WHAT IS ASKED:
Return each entry exactly, omitting nothing.
------ RECORDS FOR PROCESSING ------
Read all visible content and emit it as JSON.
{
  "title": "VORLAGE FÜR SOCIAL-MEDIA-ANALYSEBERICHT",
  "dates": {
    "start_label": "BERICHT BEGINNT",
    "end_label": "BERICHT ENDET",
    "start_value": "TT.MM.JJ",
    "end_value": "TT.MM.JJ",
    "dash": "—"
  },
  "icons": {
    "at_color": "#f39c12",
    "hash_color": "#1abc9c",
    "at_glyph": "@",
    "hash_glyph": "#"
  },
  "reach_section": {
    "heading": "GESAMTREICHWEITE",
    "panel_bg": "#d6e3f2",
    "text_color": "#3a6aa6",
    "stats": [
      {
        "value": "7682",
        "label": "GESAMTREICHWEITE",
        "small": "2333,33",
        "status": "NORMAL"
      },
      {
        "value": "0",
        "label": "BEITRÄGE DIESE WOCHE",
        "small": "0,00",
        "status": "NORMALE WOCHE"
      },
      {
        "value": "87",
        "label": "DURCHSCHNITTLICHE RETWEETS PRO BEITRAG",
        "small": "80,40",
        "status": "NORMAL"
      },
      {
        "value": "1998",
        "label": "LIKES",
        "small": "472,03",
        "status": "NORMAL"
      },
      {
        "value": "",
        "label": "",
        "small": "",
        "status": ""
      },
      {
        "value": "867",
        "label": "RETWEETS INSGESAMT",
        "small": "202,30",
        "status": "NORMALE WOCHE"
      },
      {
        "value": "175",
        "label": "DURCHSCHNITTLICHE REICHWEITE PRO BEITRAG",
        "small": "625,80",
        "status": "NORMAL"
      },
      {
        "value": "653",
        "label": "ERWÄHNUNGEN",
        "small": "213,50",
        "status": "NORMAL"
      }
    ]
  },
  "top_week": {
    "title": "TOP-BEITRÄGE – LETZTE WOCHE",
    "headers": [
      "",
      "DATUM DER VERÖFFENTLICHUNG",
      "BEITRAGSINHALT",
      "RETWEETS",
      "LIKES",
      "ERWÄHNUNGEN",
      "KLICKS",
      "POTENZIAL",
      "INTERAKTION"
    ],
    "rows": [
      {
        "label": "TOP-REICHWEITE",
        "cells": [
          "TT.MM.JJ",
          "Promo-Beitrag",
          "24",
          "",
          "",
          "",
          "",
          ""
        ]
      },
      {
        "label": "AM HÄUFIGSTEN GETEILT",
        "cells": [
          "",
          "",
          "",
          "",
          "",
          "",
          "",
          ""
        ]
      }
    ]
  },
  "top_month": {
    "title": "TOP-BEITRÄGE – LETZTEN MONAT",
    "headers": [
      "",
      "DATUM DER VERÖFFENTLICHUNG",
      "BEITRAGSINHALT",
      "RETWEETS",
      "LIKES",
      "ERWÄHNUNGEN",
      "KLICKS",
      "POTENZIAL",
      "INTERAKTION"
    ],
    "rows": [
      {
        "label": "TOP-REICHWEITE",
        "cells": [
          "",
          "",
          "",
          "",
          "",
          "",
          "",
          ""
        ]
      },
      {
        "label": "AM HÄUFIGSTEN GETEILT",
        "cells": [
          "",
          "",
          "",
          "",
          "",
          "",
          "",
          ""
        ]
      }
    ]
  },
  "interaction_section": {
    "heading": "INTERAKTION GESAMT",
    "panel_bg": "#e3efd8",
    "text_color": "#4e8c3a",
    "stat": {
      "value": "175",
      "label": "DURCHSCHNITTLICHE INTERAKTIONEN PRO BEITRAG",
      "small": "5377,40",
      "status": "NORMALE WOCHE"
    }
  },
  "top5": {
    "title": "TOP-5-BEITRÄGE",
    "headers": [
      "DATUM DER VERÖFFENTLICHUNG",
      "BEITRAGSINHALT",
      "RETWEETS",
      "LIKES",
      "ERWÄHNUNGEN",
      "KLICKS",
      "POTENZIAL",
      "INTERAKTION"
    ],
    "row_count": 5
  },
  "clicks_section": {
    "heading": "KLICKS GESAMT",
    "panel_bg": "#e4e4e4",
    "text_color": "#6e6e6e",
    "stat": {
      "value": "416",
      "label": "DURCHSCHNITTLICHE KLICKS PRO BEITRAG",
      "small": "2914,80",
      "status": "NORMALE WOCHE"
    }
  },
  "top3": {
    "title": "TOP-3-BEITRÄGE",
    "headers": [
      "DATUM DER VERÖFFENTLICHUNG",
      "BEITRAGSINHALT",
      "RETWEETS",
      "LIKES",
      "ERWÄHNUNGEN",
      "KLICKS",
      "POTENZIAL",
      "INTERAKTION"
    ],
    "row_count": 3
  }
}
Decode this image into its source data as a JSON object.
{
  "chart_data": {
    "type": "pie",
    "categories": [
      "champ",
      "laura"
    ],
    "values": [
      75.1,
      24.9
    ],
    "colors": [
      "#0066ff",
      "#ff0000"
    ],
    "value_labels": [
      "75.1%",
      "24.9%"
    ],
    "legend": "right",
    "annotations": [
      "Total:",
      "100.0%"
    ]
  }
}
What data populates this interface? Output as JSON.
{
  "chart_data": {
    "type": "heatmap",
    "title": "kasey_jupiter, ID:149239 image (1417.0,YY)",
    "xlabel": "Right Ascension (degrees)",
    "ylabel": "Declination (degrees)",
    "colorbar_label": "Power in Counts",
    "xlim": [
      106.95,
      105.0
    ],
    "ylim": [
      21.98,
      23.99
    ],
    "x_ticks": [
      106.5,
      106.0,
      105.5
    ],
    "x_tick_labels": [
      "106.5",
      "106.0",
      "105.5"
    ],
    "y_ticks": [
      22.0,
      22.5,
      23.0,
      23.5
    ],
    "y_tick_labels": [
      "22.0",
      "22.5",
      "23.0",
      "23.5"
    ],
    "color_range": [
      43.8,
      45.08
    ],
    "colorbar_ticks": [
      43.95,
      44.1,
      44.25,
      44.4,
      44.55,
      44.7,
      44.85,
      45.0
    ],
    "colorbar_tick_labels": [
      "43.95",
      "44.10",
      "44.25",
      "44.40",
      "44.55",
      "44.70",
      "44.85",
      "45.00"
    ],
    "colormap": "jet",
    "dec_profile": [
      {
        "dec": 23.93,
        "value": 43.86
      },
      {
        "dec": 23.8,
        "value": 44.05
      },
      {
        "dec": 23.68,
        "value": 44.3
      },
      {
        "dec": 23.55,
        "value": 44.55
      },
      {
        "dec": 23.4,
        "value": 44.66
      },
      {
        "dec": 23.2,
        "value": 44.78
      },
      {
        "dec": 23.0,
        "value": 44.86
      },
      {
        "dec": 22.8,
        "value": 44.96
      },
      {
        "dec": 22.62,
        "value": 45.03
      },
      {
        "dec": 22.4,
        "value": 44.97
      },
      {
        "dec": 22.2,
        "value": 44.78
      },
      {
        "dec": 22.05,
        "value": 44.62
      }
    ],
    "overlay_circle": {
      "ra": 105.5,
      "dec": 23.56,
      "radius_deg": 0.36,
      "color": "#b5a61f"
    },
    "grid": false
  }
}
------
TASK SOLUTION:
Read all visible content and emit it as JSON.
{
  "title": "VORLAGE FÜR SOCIAL-MEDIA-ANALYSEBERICHT",
  "dates": {
    "start_label": "BERICHT BEGINNT",
    "end_label": "BERICHT ENDET",
    "start_value": "TT.MM.JJ",
    "end_value": "TT.MM.JJ",
    "dash": "—"
  },
  "icons": {
    "at_color": "#f39c12",
    "hash_color": "#1abc9c",
    "at_glyph": "@",
    "hash_glyph": "#"
  },
  "reach_section": {
    "heading": "GESAMTREICHWEITE",
    "panel_bg": "#d6e3f2",
    "text_color": "#3a6aa6",
    "stats": [
      {
        "value": "7682",
        "label": "GESAMTREICHWEITE",
        "small": "2333,33",
        "status": "NORMAL"
      },
      {
        "value": "0",
        "label": "BEITRÄGE DIESE WOCHE",
        "small": "0,00",
        "status": "NORMALE WOCHE"
      },
      {
        "value": "87",
        "label": "DURCHSCHNITTLICHE RETWEETS PRO BEITRAG",
        "small": "80,40",
        "status": "NORMAL"
      },
      {
        "value": "1998",
        "label": "LIKES",
        "small": "472,03",
        "status": "NORMAL"
      },
      {
        "value": "",
        "label": "",
        "small": "",
        "status": ""
      },
      {
        "value": "867",
        "label": "RETWEETS INSGESAMT",
        "small": "202,30",
        "status": "NORMALE WOCHE"
      },
      {
        "value": "175",
        "label": "DURCHSCHNITTLICHE REICHWEITE PRO BEITRAG",
        "small": "625,80",
        "status": "NORMAL"
      },
      {
        "value": "653",
        "label": "ERWÄHNUNGEN",
        "small": "213,50",
        "status": "NORMAL"
      }
    ]
  },
  "top_week": {
    "title": "TOP-BEITRÄGE – LETZTE WOCHE",
    "headers": [
      "",
      "DATUM DER VERÖFFENTLICHUNG",
      "BEITRAGSINHALT",
      "RETWEETS",
      "LIKES",
      "ERWÄHNUNGEN",
      "KLICKS",
      "POTENZIAL",
      "INTERAKTION"
    ],
    "rows": [
      {
        "label": "TOP-REICHWEITE",
        "cells": [
          "TT.MM.JJ",
          "Promo-Beitrag",
          "24",
          "",
          "",
          "",
          "",
          ""
        ]
      },
      {
        "label": "AM HÄUFIGSTEN GETEILT",
        "cells": [
          "",
          "",
          "",
          "",
          "",
          "",
          "",
          ""
        ]
      }
    ]
  },
  "top_month": {
    "title": "TOP-BEITRÄGE – LETZTEN MONAT",
    "headers": [
      "",
      "DATUM DER VERÖFFENTLICHUNG",
      "BEITRAGSINHALT",
      "RETWEETS",
      "LIKES",
      "ERWÄHNUNGEN",
      "KLICKS",
      "POTENZIAL",
      "INTERAKTION"
    ],
    "rows": [
      {
        "label": "TOP-REICHWEITE",
        "cells": [
          "",
          "",
          "",
          "",
          "",
          "",
          "",
          ""
        ]
      },
      {
        "label": "AM HÄUFIGSTEN GETEILT",
        "cells": [
          "",
          "",
          "",
          "",
          "",
          "",
          "",
          ""
        ]
      }
    ]
  },
  "interaction_section": {
    "heading": "INTERAKTION GESAMT",
    "panel_bg": "#e3efd8",
    "text_color": "#4e8c3a",
    "stat": {
      "value": "175",
      "label": "DURCHSCHNITTLICHE INTERAKTIONEN PRO BEITRAG",
      "small": "5377,40",
      "status": "NORMALE WOCHE"
    }
  },
  "top5": {
    "title": "TOP-5-BEITRÄGE",
    "headers": [
      "DATUM DER VERÖFFENTLICHUNG",
      "BEITRAGSINHALT",
      "RETWEETS",
      "LIKES",
      "ERWÄHNUNGEN",
      "KLICKS",
      "POTENZIAL",
      "INTERAKTION"
    ],
    "row_count": 5
  },
  "clicks_section": {
    "heading": "KLICKS GESAMT",
    "panel_bg": "#e4e4e4",
    "text_color": "#6e6e6e",
    "stat": {
      "value": "416",
      "label": "DURCHSCHNITTLICHE KLICKS PRO BEITRAG",
      "small": "2914,80",
      "status": "NORMALE WOCHE"
    }
  },
  "top3": {
    "title": "TOP-3-BEITRÄGE",
    "headers": [
      "DATUM DER VERÖFFENTLICHUNG",
      "BEITRAGSINHALT",
      "RETWEETS",
      "LIKES",
      "ERWÄHNUNGEN",
      "KLICKS",
      "POTENZIAL",
      "INTERAKTION"
    ],
    "row_count": 3
  }
}
Decode this image into its source data as a JSON object.
{
  "chart_data": {
    "type": "pie",
    "categories": [
      "champ",
      "laura"
    ],
    "values": [
      75.1,
      24.9
    ],
    "colors": [
      "#0066ff",
      "#ff0000"
    ],
    "value_labels": [
      "75.1%",
      "24.9%"
    ],
    "legend": "right",
    "annotations": [
      "Total:",
      "100.0%"
    ]
  }
}
What data populates this interface? Output as JSON.
{
  "chart_data": {
    "type": "heatmap",
    "title": "kasey_jupiter, ID:149239 image (1417.0,YY)",
    "xlabel": "Right Ascension (degrees)",
    "ylabel": "Declination (degrees)",
    "colorbar_label": "Power in Counts",
    "xlim": [
      106.95,
      105.0
    ],
    "ylim": [
      21.98,
      23.99
    ],
    "x_ticks": [
      106.5,
      106.0,
      105.5
    ],
    "x_tick_labels": [
      "106.5",
      "106.0",
      "105.5"
    ],
    "y_ticks": [
      22.0,
      22.5,
      23.0,
      23.5
    ],
    "y_tick_labels": [
      "22.0",
      "22.5",
      "23.0",
      "23.5"
    ],
    "color_range": [
      43.8,
      45.08
    ],
    "colorbar_ticks": [
      43.95,
      44.1,
      44.25,
      44.4,
      44.55,
      44.7,
      44.85,
      45.0
    ],
    "colorbar_tick_labels": [
      "43.95",
      "44.10",
      "44.25",
      "44.40",
      "44.55",
      "44.70",
      "44.85",
      "45.00"
    ],
    "colormap": "jet",
    "dec_profile": [
      {
        "dec": 23.93,
        "value": 43.86
      },
      {
        "dec": 23.8,
        "value": 44.05
      },
      {
        "dec": 23.68,
        "value": 44.3
      },
      {
        "dec": 23.55,
        "value": 44.55
      },
      {
        "dec": 23.4,
        "value": 44.66
      },
      {
        "dec": 23.2,
        "value": 44.78
      },
      {
        "dec": 23.0,
        "value": 44.86
      },
      {
        "dec": 22.8,
        "value": 44.96
      },
      {
        "dec": 22.62,
        "value": 45.03
      },
      {
        "dec": 22.4,
        "value": 44.97
      },
      {
        "dec": 22.2,
        "value": 44.78
      },
      {
        "dec": 22.05,
        "value": 44.62
      }
    ],
    "overlay_circle": {
      "ra": 105.5,
      "dec": 23.56,
      "radius_deg": 0.36,
      "color": "#b5a61f"
    },
    "grid": false
  }
}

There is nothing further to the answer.